→ Stated problem
Provide the records once more, identical to the original.

→ Input
******
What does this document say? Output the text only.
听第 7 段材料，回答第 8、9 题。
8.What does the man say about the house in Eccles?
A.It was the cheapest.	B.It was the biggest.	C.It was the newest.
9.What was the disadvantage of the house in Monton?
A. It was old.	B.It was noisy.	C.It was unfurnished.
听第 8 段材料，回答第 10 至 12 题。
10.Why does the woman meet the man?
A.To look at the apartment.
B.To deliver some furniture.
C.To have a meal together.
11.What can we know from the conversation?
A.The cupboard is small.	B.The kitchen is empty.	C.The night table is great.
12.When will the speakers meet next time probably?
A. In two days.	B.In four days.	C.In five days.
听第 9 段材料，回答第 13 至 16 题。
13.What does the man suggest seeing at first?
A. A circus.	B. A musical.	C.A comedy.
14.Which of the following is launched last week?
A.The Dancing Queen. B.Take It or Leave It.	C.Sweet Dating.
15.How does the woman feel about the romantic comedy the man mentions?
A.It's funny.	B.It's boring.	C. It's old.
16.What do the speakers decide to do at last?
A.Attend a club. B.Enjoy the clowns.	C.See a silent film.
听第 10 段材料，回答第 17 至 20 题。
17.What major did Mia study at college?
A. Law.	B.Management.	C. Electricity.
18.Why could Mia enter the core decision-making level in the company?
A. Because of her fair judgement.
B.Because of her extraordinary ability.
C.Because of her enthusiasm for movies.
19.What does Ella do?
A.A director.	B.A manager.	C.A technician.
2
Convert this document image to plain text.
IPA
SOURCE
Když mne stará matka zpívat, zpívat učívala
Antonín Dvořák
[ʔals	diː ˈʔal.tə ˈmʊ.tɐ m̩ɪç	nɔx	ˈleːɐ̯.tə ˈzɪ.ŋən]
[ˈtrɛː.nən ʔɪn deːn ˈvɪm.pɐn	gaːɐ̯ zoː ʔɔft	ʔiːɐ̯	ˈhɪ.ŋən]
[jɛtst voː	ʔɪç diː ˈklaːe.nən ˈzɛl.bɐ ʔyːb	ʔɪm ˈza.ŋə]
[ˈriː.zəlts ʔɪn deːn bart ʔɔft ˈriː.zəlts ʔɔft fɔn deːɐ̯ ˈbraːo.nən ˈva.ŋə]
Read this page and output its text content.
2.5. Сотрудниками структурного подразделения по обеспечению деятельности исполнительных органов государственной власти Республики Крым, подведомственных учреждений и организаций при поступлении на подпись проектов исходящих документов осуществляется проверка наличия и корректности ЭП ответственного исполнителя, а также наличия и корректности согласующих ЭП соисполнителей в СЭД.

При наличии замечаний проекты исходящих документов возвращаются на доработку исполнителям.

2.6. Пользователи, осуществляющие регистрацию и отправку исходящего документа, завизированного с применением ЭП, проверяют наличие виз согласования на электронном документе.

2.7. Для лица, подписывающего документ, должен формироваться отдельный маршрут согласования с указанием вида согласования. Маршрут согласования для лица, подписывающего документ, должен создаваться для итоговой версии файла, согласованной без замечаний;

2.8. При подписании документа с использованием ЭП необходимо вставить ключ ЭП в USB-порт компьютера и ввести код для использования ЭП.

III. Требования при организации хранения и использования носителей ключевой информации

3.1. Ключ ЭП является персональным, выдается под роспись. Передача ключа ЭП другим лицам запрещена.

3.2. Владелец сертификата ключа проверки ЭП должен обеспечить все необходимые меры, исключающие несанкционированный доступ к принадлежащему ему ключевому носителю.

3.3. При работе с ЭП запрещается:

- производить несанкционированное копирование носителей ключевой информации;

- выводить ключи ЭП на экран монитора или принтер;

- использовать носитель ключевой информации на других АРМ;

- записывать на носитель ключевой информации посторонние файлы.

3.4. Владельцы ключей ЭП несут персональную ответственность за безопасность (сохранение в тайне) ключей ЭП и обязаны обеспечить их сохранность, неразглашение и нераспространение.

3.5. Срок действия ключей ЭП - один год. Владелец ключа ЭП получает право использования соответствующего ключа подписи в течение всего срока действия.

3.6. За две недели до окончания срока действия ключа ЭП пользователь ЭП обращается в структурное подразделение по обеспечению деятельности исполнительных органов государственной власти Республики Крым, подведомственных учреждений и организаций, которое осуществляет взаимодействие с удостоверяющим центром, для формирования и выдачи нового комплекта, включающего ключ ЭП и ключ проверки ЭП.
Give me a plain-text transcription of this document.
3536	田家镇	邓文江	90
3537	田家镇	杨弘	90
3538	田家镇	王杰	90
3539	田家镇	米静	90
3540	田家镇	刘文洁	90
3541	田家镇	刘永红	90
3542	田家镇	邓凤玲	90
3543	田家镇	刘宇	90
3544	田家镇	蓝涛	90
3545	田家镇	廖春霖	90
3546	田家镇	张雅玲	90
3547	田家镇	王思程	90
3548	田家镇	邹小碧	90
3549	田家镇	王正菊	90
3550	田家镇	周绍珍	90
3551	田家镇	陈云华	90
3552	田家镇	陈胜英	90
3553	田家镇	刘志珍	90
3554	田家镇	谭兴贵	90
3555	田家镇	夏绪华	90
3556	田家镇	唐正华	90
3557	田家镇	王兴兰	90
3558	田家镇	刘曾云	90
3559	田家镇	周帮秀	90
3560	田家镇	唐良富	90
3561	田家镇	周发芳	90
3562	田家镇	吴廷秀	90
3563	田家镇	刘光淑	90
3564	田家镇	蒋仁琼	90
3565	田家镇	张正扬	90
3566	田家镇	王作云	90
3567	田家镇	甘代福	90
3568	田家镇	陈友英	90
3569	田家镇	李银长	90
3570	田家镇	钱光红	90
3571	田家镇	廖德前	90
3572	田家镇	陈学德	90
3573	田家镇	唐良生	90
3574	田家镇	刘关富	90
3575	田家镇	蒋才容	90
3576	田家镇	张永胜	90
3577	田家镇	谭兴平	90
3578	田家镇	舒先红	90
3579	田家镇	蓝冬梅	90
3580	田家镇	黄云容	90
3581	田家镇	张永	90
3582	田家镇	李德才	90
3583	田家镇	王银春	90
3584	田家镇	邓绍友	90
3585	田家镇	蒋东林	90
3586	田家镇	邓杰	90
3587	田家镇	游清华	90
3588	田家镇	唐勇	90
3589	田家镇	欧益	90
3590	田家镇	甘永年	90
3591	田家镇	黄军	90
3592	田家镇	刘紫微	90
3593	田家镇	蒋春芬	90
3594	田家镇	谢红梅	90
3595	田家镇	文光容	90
******
→ Final result
What does this document say? Output the text only.
听第 7 段材料，回答第 8、9 题。
8.What does the man say about the house in Eccles?
A.It was the cheapest.	B.It was the biggest.	C.It was the newest.
9.What was the disadvantage of the house in Monton?
A. It was old.	B.It was noisy.	C.It was unfurnished.
听第 8 段材料，回答第 10 至 12 题。
10.Why does the woman meet the man?
A.To look at the apartment.
B.To deliver some furniture.
C.To have a meal together.
11.What can we know from the conversation?
A.The cupboard is small.	B.The kitchen is empty.	C.The night table is great.
12.When will the speakers meet next time probably?
A. In two days.	B.In four days.	C.In five days.
听第 9 段材料，回答第 13 至 16 题。
13.What does the man suggest seeing at first?
A. A circus.	B. A musical.	C.A comedy.
14.Which of the following is launched last week?
A.The Dancing Queen. B.Take It or Leave It.	C.Sweet Dating.
15.How does the woman feel about the romantic comedy the man mentions?
A.It's funny.	B.It's boring.	C. It's old.
16.What do the speakers decide to do at last?
A.Attend a club. B.Enjoy the clowns.	C.See a silent film.
听第 10 段材料，回答第 17 至 20 题。
17.What major did Mia study at college?
A. Law.	B.Management.	C. Electricity.
18.Why could Mia enter the core decision-making level in the company?
A. Because of her fair judgement.
B.Because of her extraordinary ability.
C.Because of her enthusiasm for movies.
19.What does Ella do?
A.A director.	B.A manager.	C.A technician.
2
Convert this document image to plain text.
IPA
SOURCE
Když mne stará matka zpívat, zpívat učívala
Antonín Dvořák
[ʔals	diː ˈʔal.tə ˈmʊ.tɐ m̩ɪç	nɔx	ˈleːɐ̯.tə ˈzɪ.ŋən]
[ˈtrɛː.nən ʔɪn deːn ˈvɪm.pɐn	gaːɐ̯ zoː ʔɔft	ʔiːɐ̯	ˈhɪ.ŋən]
[jɛtst voː	ʔɪç diː ˈklaːe.nən ˈzɛl.bɐ ʔyːb	ʔɪm ˈza.ŋə]
[ˈriː.zəlts ʔɪn deːn bart ʔɔft ˈriː.zəlts ʔɔft fɔn deːɐ̯ ˈbraːo.nən ˈva.ŋə]
Read this page and output its text content.
2.5. Сотрудниками структурного подразделения по обеспечению деятельности исполнительных органов государственной власти Республики Крым, подведомственных учреждений и организаций при поступлении на подпись проектов исходящих документов осуществляется проверка наличия и корректности ЭП ответственного исполнителя, а также наличия и корректности согласующих ЭП соисполнителей в СЭД.

При наличии замечаний проекты исходящих документов возвращаются на доработку исполнителям.

2.6. Пользователи, осуществляющие регистрацию и отправку исходящего документа, завизированного с применением ЭП, проверяют наличие виз согласования на электронном документе.

2.7. Для лица, подписывающего документ, должен формироваться отдельный маршрут согласования с указанием вида согласования. Маршрут согласования для лица, подписывающего документ, должен создаваться для итоговой версии файла, согласованной без замечаний;

2.8. При подписании документа с использованием ЭП необходимо вставить ключ ЭП в USB-порт компьютера и ввести код для использования ЭП.

III. Требования при организации хранения и использования носителей ключевой информации

3.1. Ключ ЭП является персональным, выдается под роспись. Передача ключа ЭП другим лицам запрещена.

3.2. Владелец сертификата ключа проверки ЭП должен обеспечить все необходимые меры, исключающие несанкционированный доступ к принадлежащему ему ключевому носителю.

3.3. При работе с ЭП запрещается:

- производить несанкционированное копирование носителей ключевой информации;

- выводить ключи ЭП на экран монитора или принтер;

- использовать носитель ключевой информации на других АРМ;

- записывать на носитель ключевой информации посторонние файлы.

3.4. Владельцы ключей ЭП несут персональную ответственность за безопасность (сохранение в тайне) ключей ЭП и обязаны обеспечить их сохранность, неразглашение и нераспространение.

3.5. Срок действия ключей ЭП - один год. Владелец ключа ЭП получает право использования соответствующего ключа подписи в течение всего срока действия.

3.6. За две недели до окончания срока действия ключа ЭП пользователь ЭП обращается в структурное подразделение по обеспечению деятельности исполнительных органов государственной власти Республики Крым, подведомственных учреждений и организаций, которое осуществляет взаимодействие с удостоверяющим центром, для формирования и выдачи нового комплекта, включающего ключ ЭП и ключ проверки ЭП.
Give me a plain-text transcription of this document.
3536	田家镇	邓文江	90
3537	田家镇	杨弘	90
3538	田家镇	王杰	90
3539	田家镇	米静	90
3540	田家镇	刘文洁	90
3541	田家镇	刘永红	90
3542	田家镇	邓凤玲	90
3543	田家镇	刘宇	90
3544	田家镇	蓝涛	90
3545	田家镇	廖春霖	90
3546	田家镇	张雅玲	90
3547	田家镇	王思程	90
3548	田家镇	邹小碧	90
3549	田家镇	王正菊	90
3550	田家镇	周绍珍	90
3551	田家镇	陈云华	90
3552	田家镇	陈胜英	90
3553	田家镇	刘志珍	90
3554	田家镇	谭兴贵	90
3555	田家镇	夏绪华	90
3556	田家镇	唐正华	90
3557	田家镇	王兴兰	90
3558	田家镇	刘曾云	90
3559	田家镇	周帮秀	90
3560	田家镇	唐良富	90
3561	田家镇	周发芳	90
3562	田家镇	吴廷秀	90
3563	田家镇	刘光淑	90
3564	田家镇	蒋仁琼	90
3565	田家镇	张正扬	90
3566	田家镇	王作云	90
3567	田家镇	甘代福	90
3568	田家镇	陈友英	90
3569	田家镇	李银长	90
3570	田家镇	钱光红	90
3571	田家镇	廖德前	90
3572	田家镇	陈学德	90
3573	田家镇	唐良生	90
3574	田家镇	刘关富	90
3575	田家镇	蒋才容	90
3576	田家镇	张永胜	90
3577	田家镇	谭兴平	90
3578	田家镇	舒先红	90
3579	田家镇	蓝冬梅	90
3580	田家镇	黄云容	90
3581	田家镇	张永	90
3582	田家镇	李德才	90
3583	田家镇	王银春	90
3584	田家镇	邓绍友	90
3585	田家镇	蒋东林	90
3586	田家镇	邓杰	90
3587	田家镇	游清华	90
3588	田家镇	唐勇	90
3589	田家镇	欧益	90
3590	田家镇	甘永年	90
3591	田家镇	黄军	90
3592	田家镇	刘紫微	90
3593	田家镇	蒋春芬	90
3594	田家镇	谢红梅	90
3595	田家镇	文光容	90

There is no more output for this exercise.